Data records
────────────────

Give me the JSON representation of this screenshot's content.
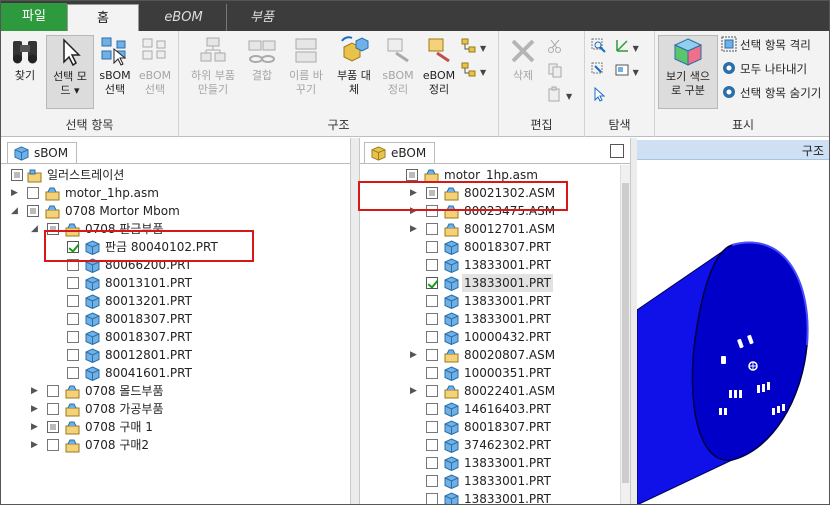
{
  "tabs": {
    "file": "파일",
    "home": "홈",
    "ebom": "eBOM",
    "part": "부품"
  },
  "ribbon": {
    "groups": {
      "select": "선택 항목",
      "structure": "구조",
      "edit": "편집",
      "search": "탐색",
      "display": "표시"
    },
    "find": "찾기",
    "select_mode": [
      "선택 모",
      "드 ▾"
    ],
    "sbom_select": [
      "sBOM",
      "선택"
    ],
    "ebom_select": [
      "eBOM",
      "선택"
    ],
    "make_sub_part": [
      "하위 부품",
      "만들기"
    ],
    "combine": [
      "결합",
      ""
    ],
    "rename": [
      "이름 바",
      "꾸기"
    ],
    "replace_part": [
      "부품 대",
      "체"
    ],
    "sbom_arrange": [
      "sBOM",
      "정리"
    ],
    "ebom_arrange": [
      "eBOM",
      "정리"
    ],
    "delete": "삭제",
    "view_color": [
      "보기 색으",
      "로 구분"
    ],
    "isolate_selected": "선택 항목 격리",
    "show_all": "모두 나타내기",
    "hide_selected": "선택 항목 숨기기"
  },
  "sbom": {
    "tab_label": "sBOM",
    "rows": [
      {
        "label": "일러스트레이션",
        "level": 0,
        "arrow": "",
        "checkbox": "none",
        "icon": "asm-box"
      },
      {
        "label": "motor_1hp.asm",
        "level": 0,
        "arrow": "▶",
        "checkbox": "unchecked",
        "icon": "asm"
      },
      {
        "label": "0708 Mortor Mbom",
        "level": 0,
        "arrow": "◢",
        "checkbox": "box",
        "icon": "asm"
      },
      {
        "label": "0708 판금부품",
        "level": 1,
        "arrow": "◢",
        "checkbox": "box",
        "icon": "asm"
      },
      {
        "label": "판금 80040102.PRT",
        "level": 2,
        "arrow": "",
        "checkbox": "checked",
        "icon": "prt"
      },
      {
        "label": "80066200.PRT",
        "level": 2,
        "arrow": "",
        "checkbox": "unchecked",
        "icon": "prt"
      },
      {
        "label": "80013101.PRT",
        "level": 2,
        "arrow": "",
        "checkbox": "unchecked",
        "icon": "prt"
      },
      {
        "label": "80013201.PRT",
        "level": 2,
        "arrow": "",
        "checkbox": "unchecked",
        "icon": "prt"
      },
      {
        "label": "80018307.PRT",
        "level": 2,
        "arrow": "",
        "checkbox": "unchecked",
        "icon": "prt"
      },
      {
        "label": "80018307.PRT",
        "level": 2,
        "arrow": "",
        "checkbox": "unchecked",
        "icon": "prt"
      },
      {
        "label": "80012801.PRT",
        "level": 2,
        "arrow": "",
        "checkbox": "unchecked",
        "icon": "prt"
      },
      {
        "label": "80041601.PRT",
        "level": 2,
        "arrow": "",
        "checkbox": "unchecked",
        "icon": "prt"
      },
      {
        "label": "0708 몰드부품",
        "level": 1,
        "arrow": "▶",
        "checkbox": "unchecked",
        "icon": "asm"
      },
      {
        "label": "0708 가공부품",
        "level": 1,
        "arrow": "▶",
        "checkbox": "unchecked",
        "icon": "asm"
      },
      {
        "label": "0708 구매 1",
        "level": 1,
        "arrow": "▶",
        "checkbox": "box",
        "icon": "asm"
      },
      {
        "label": "0708 구매2",
        "level": 1,
        "arrow": "▶",
        "checkbox": "unchecked",
        "icon": "asm"
      }
    ]
  },
  "ebom": {
    "tab_label": "eBOM",
    "rows": [
      {
        "label": "motor_1hp.asm",
        "level": 0,
        "arrow": "",
        "checkbox": "box",
        "icon": "asm",
        "selected": false
      },
      {
        "label": "80021302.ASM",
        "level": 1,
        "arrow": "▶",
        "checkbox": "box",
        "icon": "asm",
        "selected": false
      },
      {
        "label": "80023475.ASM",
        "level": 1,
        "arrow": "▶",
        "checkbox": "unchecked",
        "icon": "asm",
        "selected": false
      },
      {
        "label": "80012701.ASM",
        "level": 1,
        "arrow": "▶",
        "checkbox": "unchecked",
        "icon": "asm",
        "selected": false
      },
      {
        "label": "80018307.PRT",
        "level": 1,
        "arrow": "",
        "checkbox": "unchecked",
        "icon": "prt",
        "selected": false
      },
      {
        "label": "13833001.PRT",
        "level": 1,
        "arrow": "",
        "checkbox": "unchecked",
        "icon": "prt",
        "selected": false
      },
      {
        "label": "13833001.PRT",
        "level": 1,
        "arrow": "",
        "checkbox": "checked",
        "icon": "prt",
        "selected": true
      },
      {
        "label": "13833001.PRT",
        "level": 1,
        "arrow": "",
        "checkbox": "unchecked",
        "icon": "prt",
        "selected": false
      },
      {
        "label": "13833001.PRT",
        "level": 1,
        "arrow": "",
        "checkbox": "unchecked",
        "icon": "prt",
        "selected": false
      },
      {
        "label": "10000432.PRT",
        "level": 1,
        "arrow": "",
        "checkbox": "unchecked",
        "icon": "prt",
        "selected": false
      },
      {
        "label": "80020807.ASM",
        "level": 1,
        "arrow": "▶",
        "checkbox": "unchecked",
        "icon": "asm",
        "selected": false
      },
      {
        "label": "10000351.PRT",
        "level": 1,
        "arrow": "",
        "checkbox": "unchecked",
        "icon": "prt",
        "selected": false
      },
      {
        "label": "80022401.ASM",
        "level": 1,
        "arrow": "▶",
        "checkbox": "unchecked",
        "icon": "asm",
        "selected": false
      },
      {
        "label": "14616403.PRT",
        "level": 1,
        "arrow": "",
        "checkbox": "unchecked",
        "icon": "prt",
        "selected": false
      },
      {
        "label": "80018307.PRT",
        "level": 1,
        "arrow": "",
        "checkbox": "unchecked",
        "icon": "prt",
        "selected": false
      },
      {
        "label": "37462302.PRT",
        "level": 1,
        "arrow": "",
        "checkbox": "unchecked",
        "icon": "prt",
        "selected": false
      },
      {
        "label": "13833001.PRT",
        "level": 1,
        "arrow": "",
        "checkbox": "unchecked",
        "icon": "prt",
        "selected": false
      },
      {
        "label": "13833001.PRT",
        "level": 1,
        "arrow": "",
        "checkbox": "unchecked",
        "icon": "prt",
        "selected": false
      },
      {
        "label": "13833001.PRT",
        "level": 1,
        "arrow": "",
        "checkbox": "unchecked",
        "icon": "prt",
        "selected": false
      }
    ]
  },
  "view": {
    "title": "구조"
  },
  "colors": {
    "file_tab": "#2e9a3e",
    "highlight": "#d81818",
    "part_blue": "#1010e8",
    "asm_yellow": "#e8c24a",
    "prt_blue": "#6fb1e6"
  }
}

────────────────

#### [What to do]
Set each line of the records down exactly, leaving every picture out.

#### [Result]
Give me the JSON representation of this screenshot's content.
{
  "tabs": {
    "file": "파일",
    "home": "홈",
    "ebom": "eBOM",
    "part": "부품"
  },
  "ribbon": {
    "groups": {
      "select": "선택 항목",
      "structure": "구조",
      "edit": "편집",
      "search": "탐색",
      "display": "표시"
    },
    "find": "찾기",
    "select_mode": [
      "선택 모",
      "드 ▾"
    ],
    "sbom_select": [
      "sBOM",
      "선택"
    ],
    "ebom_select": [
      "eBOM",
      "선택"
    ],
    "make_sub_part": [
      "하위 부품",
      "만들기"
    ],
    "combine": [
      "결합",
      ""
    ],
    "rename": [
      "이름 바",
      "꾸기"
    ],
    "replace_part": [
      "부품 대",
      "체"
    ],
    "sbom_arrange": [
      "sBOM",
      "정리"
    ],
    "ebom_arrange": [
      "eBOM",
      "정리"
    ],
    "delete": "삭제",
    "view_color": [
      "보기 색으",
      "로 구분"
    ],
    "isolate_selected": "선택 항목 격리",
    "show_all": "모두 나타내기",
    "hide_selected": "선택 항목 숨기기"
  },
  "sbom": {
    "tab_label": "sBOM",
    "rows": [
      {
        "label": "일러스트레이션",
        "level": 0,
        "arrow": "",
        "checkbox": "none",
        "icon": "asm-box"
      },
      {
        "label": "motor_1hp.asm",
        "level": 0,
        "arrow": "▶",
        "checkbox": "unchecked",
        "icon": "asm"
      },
      {
        "label": "0708 Mortor Mbom",
        "level": 0,
        "arrow": "◢",
        "checkbox": "box",
        "icon": "asm"
      },
      {
        "label": "0708 판금부품",
        "level": 1,
        "arrow": "◢",
        "checkbox": "box",
        "icon": "asm"
      },
      {
        "label": "판금 80040102.PRT",
        "level": 2,
        "arrow": "",
        "checkbox": "checked",
        "icon": "prt"
      },
      {
        "label": "80066200.PRT",
        "level": 2,
        "arrow": "",
        "checkbox": "unchecked",
        "icon": "prt"
      },
      {
        "label": "80013101.PRT",
        "level": 2,
        "arrow": "",
        "checkbox": "unchecked",
        "icon": "prt"
      },
      {
        "label": "80013201.PRT",
        "level": 2,
        "arrow": "",
        "checkbox": "unchecked",
        "icon": "prt"
      },
      {
        "label": "80018307.PRT",
        "level": 2,
        "arrow": "",
        "checkbox": "unchecked",
        "icon": "prt"
      },
      {
        "label": "80018307.PRT",
        "level": 2,
        "arrow": "",
        "checkbox": "unchecked",
        "icon": "prt"
      },
      {
        "label": "80012801.PRT",
        "level": 2,
        "arrow": "",
        "checkbox": "unchecked",
        "icon": "prt"
      },
      {
        "label": "80041601.PRT",
        "level": 2,
        "arrow": "",
        "checkbox": "unchecked",
        "icon": "prt"
      },
      {
        "label": "0708 몰드부품",
        "level": 1,
        "arrow": "▶",
        "checkbox": "unchecked",
        "icon": "asm"
      },
      {
        "label": "0708 가공부품",
        "level": 1,
        "arrow": "▶",
        "checkbox": "unchecked",
        "icon": "asm"
      },
      {
        "label": "0708 구매 1",
        "level": 1,
        "arrow": "▶",
        "checkbox": "box",
        "icon": "asm"
      },
      {
        "label": "0708 구매2",
        "level": 1,
        "arrow": "▶",
        "checkbox": "unchecked",
        "icon": "asm"
      }
    ]
  },
  "ebom": {
    "tab_label": "eBOM",
    "rows": [
      {
        "label": "motor_1hp.asm",
        "level": 0,
        "arrow": "",
        "checkbox": "box",
        "icon": "asm",
        "selected": false
      },
      {
        "label": "80021302.ASM",
        "level": 1,
        "arrow": "▶",
        "checkbox": "box",
        "icon": "asm",
        "selected": false
      },
      {
        "label": "80023475.ASM",
        "level": 1,
        "arrow": "▶",
        "checkbox": "unchecked",
        "icon": "asm",
        "selected": false
      },
      {
        "label": "80012701.ASM",
        "level": 1,
        "arrow": "▶",
        "checkbox": "unchecked",
        "icon": "asm",
        "selected": false
      },
      {
        "label": "80018307.PRT",
        "level": 1,
        "arrow": "",
        "checkbox": "unchecked",
        "icon": "prt",
        "selected": false
      },
      {
        "label": "13833001.PRT",
        "level": 1,
        "arrow": "",
        "checkbox": "unchecked",
        "icon": "prt",
        "selected": false
      },
      {
        "label": "13833001.PRT",
        "level": 1,
        "arrow": "",
        "checkbox": "checked",
        "icon": "prt",
        "selected": true
      },
      {
        "label": "13833001.PRT",
        "level": 1,
        "arrow": "",
        "checkbox": "unchecked",
        "icon": "prt",
        "selected": false
      },
      {
        "label": "13833001.PRT",
        "level": 1,
        "arrow": "",
        "checkbox": "unchecked",
        "icon": "prt",
        "selected": false
      },
      {
        "label": "10000432.PRT",
        "level": 1,
        "arrow": "",
        "checkbox": "unchecked",
        "icon": "prt",
        "selected": false
      },
      {
        "label": "80020807.ASM",
        "level": 1,
        "arrow": "▶",
        "checkbox": "unchecked",
        "icon": "asm",
        "selected": false
      },
      {
        "label": "10000351.PRT",
        "level": 1,
        "arrow": "",
        "checkbox": "unchecked",
        "icon": "prt",
        "selected": false
      },
      {
        "label": "80022401.ASM",
        "level": 1,
        "arrow": "▶",
        "checkbox": "unchecked",
        "icon": "asm",
        "selected": false
      },
      {
        "label": "14616403.PRT",
        "level": 1,
        "arrow": "",
        "checkbox": "unchecked",
        "icon": "prt",
        "selected": false
      },
      {
        "label": "80018307.PRT",
        "level": 1,
        "arrow": "",
        "checkbox": "unchecked",
        "icon": "prt",
        "selected": false
      },
      {
        "label": "37462302.PRT",
        "level": 1,
        "arrow": "",
        "checkbox": "unchecked",
        "icon": "prt",
        "selected": false
      },
      {
        "label": "13833001.PRT",
        "level": 1,
        "arrow": "",
        "checkbox": "unchecked",
        "icon": "prt",
        "selected": false
      },
      {
        "label": "13833001.PRT",
        "level": 1,
        "arrow": "",
        "checkbox": "unchecked",
        "icon": "prt",
        "selected": false
      },
      {
        "label": "13833001.PRT",
        "level": 1,
        "arrow": "",
        "checkbox": "unchecked",
        "icon": "prt",
        "selected": false
      }
    ]
  },
  "view": {
    "title": "구조"
  },
  "colors": {
    "file_tab": "#2e9a3e",
    "highlight": "#d81818",
    "part_blue": "#1010e8",
    "asm_yellow": "#e8c24a",
    "prt_blue": "#6fb1e6"
  }
}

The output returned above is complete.